**Problem**
Without the pictures, copy all the entries below exactly.

**Records shown**
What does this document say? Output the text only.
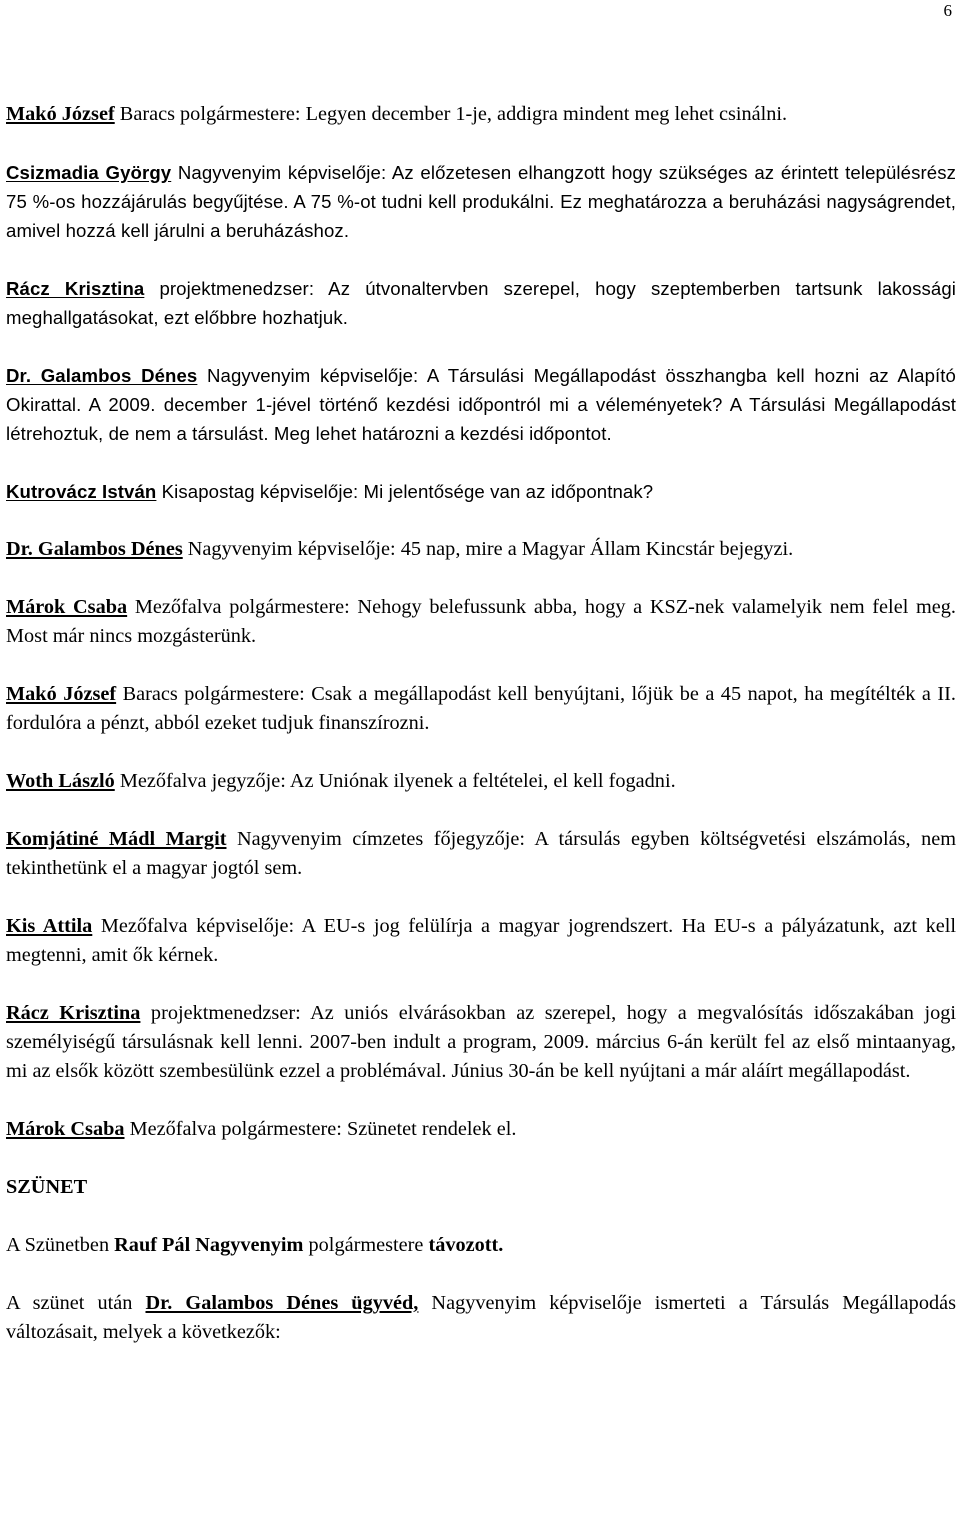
6

Makó József Baracs polgármestere: Legyen december 1-je, addigra mindent meg lehet csinálni.

Csizmadia György Nagyvenyim képviselője: Az előzetesen elhangzott hogy szükséges az érintett településrész 75 %-os hozzájárulás begyűjtése. A 75 %-ot tudni kell produkálni. Ez meghatározza a beruházási nagyságrendet, amivel hozzá kell járulni a beruházáshoz.

Rácz Krisztina projektmenedzser: Az útvonaltervben szerepel, hogy szeptemberben tartsunk lakossági meghallgatásokat, ezt előbbre hozhatjuk.

Dr. Galambos Dénes Nagyvenyim képviselője: A Társulási Megállapodást összhangba kell hozni az Alapító Okirattal. A 2009. december 1-jével történő kezdési időpontról mi a véleményetek? A Társulási Megállapodást létrehoztuk, de nem a társulást. Meg lehet határozni a kezdési időpontot.

Kutrovácz István Kisapostag képviselője: Mi jelentősége van az időpontnak?

Dr. Galambos Dénes Nagyvenyim képviselője: 45 nap, mire a Magyar Állam Kincstár bejegyzi.

Márok Csaba Mezőfalva polgármestere: Nehogy belefussunk abba, hogy a KSZ-nek valamelyik nem felel meg. Most már nincs mozgásterünk.

Makó József Baracs polgármestere: Csak a megállapodást kell benyújtani, lőjük be a 45 napot, ha megítélték a II. fordulóra a pénzt, abból ezeket tudjuk finanszírozni.

Woth László Mezőfalva jegyzője: Az Uniónak ilyenek a feltételei, el kell fogadni.

Komjátiné Mádl Margit Nagyvenyim címzetes főjegyzője: A társulás egyben költségvetési elszámolás, nem tekinthetünk el a magyar jogtól sem.

Kis Attila Mezőfalva képviselője: A EU-s jog felülírja a magyar jogrendszert. Ha EU-s a pályázatunk, azt kell megtenni, amit ők kérnek.

Rácz Krisztina projektmenedzser: Az uniós elvárásokban az szerepel, hogy a megvalósítás időszakában jogi személyiségű társulásnak kell lenni. 2007-ben indult a program, 2009. március 6-án került fel az első mintaanyag, mi az elsők között szembesülünk ezzel a problémával. Június 30-án be kell nyújtani a már aláírt megállapodást.

Márok Csaba Mezőfalva polgármestere: Szünetet rendelek el.

SZÜNET

A Szünetben Rauf Pál Nagyvenyim polgármestere távozott.

A szünet után Dr. Galambos Dénes ügyvéd, Nagyvenyim képviselője ismerteti a Társulás Megállapodás változásait, melyek a következők:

**Exercise solution**
What does this document say? Output the text only.
6

Makó József Baracs polgármestere: Legyen december 1-je, addigra mindent meg lehet csinálni.

Csizmadia György Nagyvenyim képviselője: Az előzetesen elhangzott hogy szükséges az érintett településrész 75 %-os hozzájárulás begyűjtése. A 75 %-ot tudni kell produkálni. Ez meghatározza a beruházási nagyságrendet, amivel hozzá kell járulni a beruházáshoz.

Rácz Krisztina projektmenedzser: Az útvonaltervben szerepel, hogy szeptemberben tartsunk lakossági meghallgatásokat, ezt előbbre hozhatjuk.

Dr. Galambos Dénes Nagyvenyim képviselője: A Társulási Megállapodást összhangba kell hozni az Alapító Okirattal. A 2009. december 1-jével történő kezdési időpontról mi a véleményetek? A Társulási Megállapodást létrehoztuk, de nem a társulást. Meg lehet határozni a kezdési időpontot.

Kutrovácz István Kisapostag képviselője: Mi jelentősége van az időpontnak?

Dr. Galambos Dénes Nagyvenyim képviselője: 45 nap, mire a Magyar Állam Kincstár bejegyzi.

Márok Csaba Mezőfalva polgármestere: Nehogy belefussunk abba, hogy a KSZ-nek valamelyik nem felel meg. Most már nincs mozgásterünk.

Makó József Baracs polgármestere: Csak a megállapodást kell benyújtani, lőjük be a 45 napot, ha megítélték a II. fordulóra a pénzt, abból ezeket tudjuk finanszírozni.

Woth László Mezőfalva jegyzője: Az Uniónak ilyenek a feltételei, el kell fogadni.

Komjátiné Mádl Margit Nagyvenyim címzetes főjegyzője: A társulás egyben költségvetési elszámolás, nem tekinthetünk el a magyar jogtól sem.

Kis Attila Mezőfalva képviselője: A EU-s jog felülírja a magyar jogrendszert. Ha EU-s a pályázatunk, azt kell megtenni, amit ők kérnek.

Rácz Krisztina projektmenedzser: Az uniós elvárásokban az szerepel, hogy a megvalósítás időszakában jogi személyiségű társulásnak kell lenni. 2007-ben indult a program, 2009. március 6-án került fel az első mintaanyag, mi az elsők között szembesülünk ezzel a problémával. Június 30-án be kell nyújtani a már aláírt megállapodást.

Márok Csaba Mezőfalva polgármestere: Szünetet rendelek el.

SZÜNET

A Szünetben Rauf Pál Nagyvenyim polgármestere távozott.

A szünet után Dr. Galambos Dénes ügyvéd, Nagyvenyim képviselője ismerteti a Társulás Megállapodás változásait, melyek a következők:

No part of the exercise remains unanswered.